━━━ Supplied records ━━━

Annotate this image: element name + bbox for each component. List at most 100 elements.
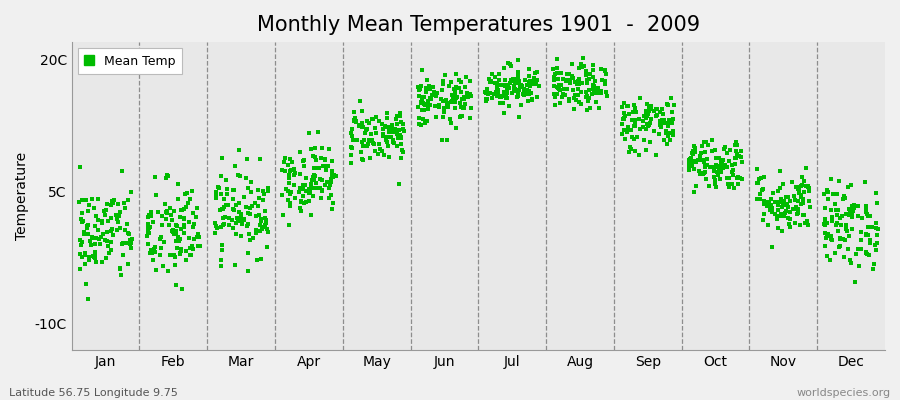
Mean Temp	[493, 94, 508, 101]
Mean Temp	[665, 128, 680, 134]
Mean Temp	[160, 209, 175, 216]
Mean Temp	[491, 87, 505, 93]
Mean Temp	[420, 118, 435, 124]
Mean Temp	[582, 105, 597, 111]
Mean Temp	[870, 240, 885, 247]
Mean Temp	[235, 216, 249, 222]
Mean Temp	[73, 163, 87, 170]
Mean Temp	[790, 211, 805, 217]
Mean Temp	[292, 205, 307, 212]
Mean Temp	[91, 196, 105, 202]
Mean Temp	[760, 221, 775, 228]
Mean Temp	[445, 92, 459, 99]
Mean Temp	[791, 206, 806, 212]
Mean Temp	[346, 136, 360, 143]
Mean Temp	[790, 210, 805, 216]
Mean Temp	[327, 172, 341, 178]
Mean Temp	[283, 190, 297, 197]
Mean Temp	[435, 136, 449, 143]
Mean Temp	[186, 210, 201, 216]
Mean Temp	[243, 237, 257, 243]
Mean Temp	[503, 60, 517, 67]
Mean Temp	[414, 122, 428, 128]
Mean Temp	[620, 103, 634, 109]
Mean Temp	[425, 92, 439, 98]
Mean Temp	[448, 88, 463, 94]
Mean Temp	[724, 168, 739, 175]
Mean Temp	[250, 257, 265, 263]
Mean Temp	[101, 243, 115, 249]
Mean Temp	[448, 71, 463, 78]
Mean Temp	[764, 202, 778, 209]
Text: Latitude 56.75 Longitude 9.75: Latitude 56.75 Longitude 9.75	[9, 388, 178, 398]
Mean Temp	[560, 86, 574, 93]
Mean Temp	[717, 162, 732, 168]
Mean Temp	[754, 174, 769, 181]
Mean Temp	[522, 73, 536, 79]
Mean Temp	[371, 150, 385, 157]
Mean Temp	[415, 67, 429, 74]
Mean Temp	[694, 156, 708, 163]
Mean Temp	[824, 207, 839, 214]
Mean Temp	[625, 134, 639, 140]
Mean Temp	[823, 257, 837, 264]
Mean Temp	[177, 216, 192, 222]
Legend: Mean Temp: Mean Temp	[78, 48, 182, 74]
Mean Temp	[355, 149, 369, 155]
Mean Temp	[501, 103, 516, 110]
Mean Temp	[616, 116, 631, 122]
Mean Temp	[345, 133, 359, 140]
Mean Temp	[493, 93, 508, 100]
Mean Temp	[218, 214, 232, 220]
Mean Temp	[173, 235, 187, 242]
Mean Temp	[698, 176, 713, 182]
Mean Temp	[81, 222, 95, 229]
Mean Temp	[76, 231, 91, 237]
Mean Temp	[179, 256, 194, 263]
Mean Temp	[550, 84, 564, 90]
Mean Temp	[144, 250, 158, 257]
Mean Temp	[706, 168, 721, 174]
Mean Temp	[428, 103, 442, 110]
Mean Temp	[325, 169, 339, 176]
Mean Temp	[80, 231, 94, 237]
Mean Temp	[497, 65, 511, 71]
Mean Temp	[435, 87, 449, 94]
Mean Temp	[104, 238, 118, 245]
Mean Temp	[846, 202, 860, 208]
Mean Temp	[384, 124, 399, 130]
Mean Temp	[315, 144, 329, 151]
Mean Temp	[365, 136, 380, 143]
Mean Temp	[325, 170, 339, 176]
Mean Temp	[71, 199, 86, 205]
Mean Temp	[560, 71, 574, 78]
Mean Temp	[705, 148, 719, 155]
Mean Temp	[757, 174, 771, 180]
Mean Temp	[643, 103, 657, 110]
Mean Temp	[863, 237, 878, 244]
Mean Temp	[86, 252, 101, 259]
Mean Temp	[838, 195, 852, 201]
Mean Temp	[590, 84, 604, 91]
Mean Temp	[842, 206, 856, 212]
Mean Temp	[569, 97, 583, 104]
Mean Temp	[853, 246, 868, 252]
Mean Temp	[551, 85, 565, 91]
Mean Temp	[546, 91, 561, 97]
Mean Temp	[368, 114, 382, 121]
Mean Temp	[148, 192, 163, 198]
Mean Temp	[626, 123, 641, 130]
Mean Temp	[175, 246, 189, 252]
Mean Temp	[158, 201, 172, 207]
Mean Temp	[512, 87, 526, 93]
Mean Temp	[356, 124, 370, 130]
Mean Temp	[260, 229, 274, 236]
Mean Temp	[617, 112, 632, 119]
Mean Temp	[256, 224, 271, 230]
Mean Temp	[491, 90, 505, 96]
Mean Temp	[210, 225, 224, 231]
Mean Temp	[167, 262, 182, 268]
Mean Temp	[178, 191, 193, 197]
Mean Temp	[821, 231, 835, 237]
Mean Temp	[549, 65, 563, 71]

━━━

Exercise » Write out every line of the entries above exactly as it stands, omitting the pictures.

Correct response »
Annotate this image: element name + bbox for each component. List at most 100 elements.
Mean Temp	[493, 94, 508, 101]
Mean Temp	[665, 128, 680, 134]
Mean Temp	[160, 209, 175, 216]
Mean Temp	[491, 87, 505, 93]
Mean Temp	[420, 118, 435, 124]
Mean Temp	[582, 105, 597, 111]
Mean Temp	[870, 240, 885, 247]
Mean Temp	[235, 216, 249, 222]
Mean Temp	[73, 163, 87, 170]
Mean Temp	[790, 211, 805, 217]
Mean Temp	[292, 205, 307, 212]
Mean Temp	[91, 196, 105, 202]
Mean Temp	[760, 221, 775, 228]
Mean Temp	[445, 92, 459, 99]
Mean Temp	[791, 206, 806, 212]
Mean Temp	[346, 136, 360, 143]
Mean Temp	[790, 210, 805, 216]
Mean Temp	[327, 172, 341, 178]
Mean Temp	[283, 190, 297, 197]
Mean Temp	[435, 136, 449, 143]
Mean Temp	[186, 210, 201, 216]
Mean Temp	[243, 237, 257, 243]
Mean Temp	[503, 60, 517, 67]
Mean Temp	[414, 122, 428, 128]
Mean Temp	[620, 103, 634, 109]
Mean Temp	[425, 92, 439, 98]
Mean Temp	[448, 88, 463, 94]
Mean Temp	[724, 168, 739, 175]
Mean Temp	[250, 257, 265, 263]
Mean Temp	[101, 243, 115, 249]
Mean Temp	[448, 71, 463, 78]
Mean Temp	[764, 202, 778, 209]
Text: Latitude 56.75 Longitude 9.75: Latitude 56.75 Longitude 9.75	[9, 388, 178, 398]
Mean Temp	[560, 86, 574, 93]
Mean Temp	[717, 162, 732, 168]
Mean Temp	[754, 174, 769, 181]
Mean Temp	[522, 73, 536, 79]
Mean Temp	[371, 150, 385, 157]
Mean Temp	[415, 67, 429, 74]
Mean Temp	[694, 156, 708, 163]
Mean Temp	[824, 207, 839, 214]
Mean Temp	[625, 134, 639, 140]
Mean Temp	[823, 257, 837, 264]
Mean Temp	[177, 216, 192, 222]
Legend: Mean Temp: Mean Temp	[78, 48, 182, 74]
Mean Temp	[355, 149, 369, 155]
Mean Temp	[501, 103, 516, 110]
Mean Temp	[616, 116, 631, 122]
Mean Temp	[345, 133, 359, 140]
Mean Temp	[493, 93, 508, 100]
Mean Temp	[218, 214, 232, 220]
Mean Temp	[173, 235, 187, 242]
Mean Temp	[698, 176, 713, 182]
Mean Temp	[81, 222, 95, 229]
Mean Temp	[76, 231, 91, 237]
Mean Temp	[179, 256, 194, 263]
Mean Temp	[550, 84, 564, 90]
Mean Temp	[144, 250, 158, 257]
Mean Temp	[706, 168, 721, 174]
Mean Temp	[428, 103, 442, 110]
Mean Temp	[325, 169, 339, 176]
Mean Temp	[80, 231, 94, 237]
Mean Temp	[497, 65, 511, 71]
Mean Temp	[435, 87, 449, 94]
Mean Temp	[104, 238, 118, 245]
Mean Temp	[846, 202, 860, 208]
Mean Temp	[384, 124, 399, 130]
Mean Temp	[315, 144, 329, 151]
Mean Temp	[365, 136, 380, 143]
Mean Temp	[325, 170, 339, 176]
Mean Temp	[71, 199, 86, 205]
Mean Temp	[560, 71, 574, 78]
Mean Temp	[705, 148, 719, 155]
Mean Temp	[757, 174, 771, 180]
Mean Temp	[643, 103, 657, 110]
Mean Temp	[863, 237, 878, 244]
Mean Temp	[86, 252, 101, 259]
Mean Temp	[838, 195, 852, 201]
Mean Temp	[590, 84, 604, 91]
Mean Temp	[842, 206, 856, 212]
Mean Temp	[569, 97, 583, 104]
Mean Temp	[853, 246, 868, 252]
Mean Temp	[551, 85, 565, 91]
Mean Temp	[546, 91, 561, 97]
Mean Temp	[368, 114, 382, 121]
Mean Temp	[148, 192, 163, 198]
Mean Temp	[626, 123, 641, 130]
Mean Temp	[175, 246, 189, 252]
Mean Temp	[158, 201, 172, 207]
Mean Temp	[512, 87, 526, 93]
Mean Temp	[356, 124, 370, 130]
Mean Temp	[260, 229, 274, 236]
Mean Temp	[617, 112, 632, 119]
Mean Temp	[256, 224, 271, 230]
Mean Temp	[491, 90, 505, 96]
Mean Temp	[210, 225, 224, 231]
Mean Temp	[167, 262, 182, 268]
Mean Temp	[178, 191, 193, 197]
Mean Temp	[821, 231, 835, 237]
Mean Temp	[549, 65, 563, 71]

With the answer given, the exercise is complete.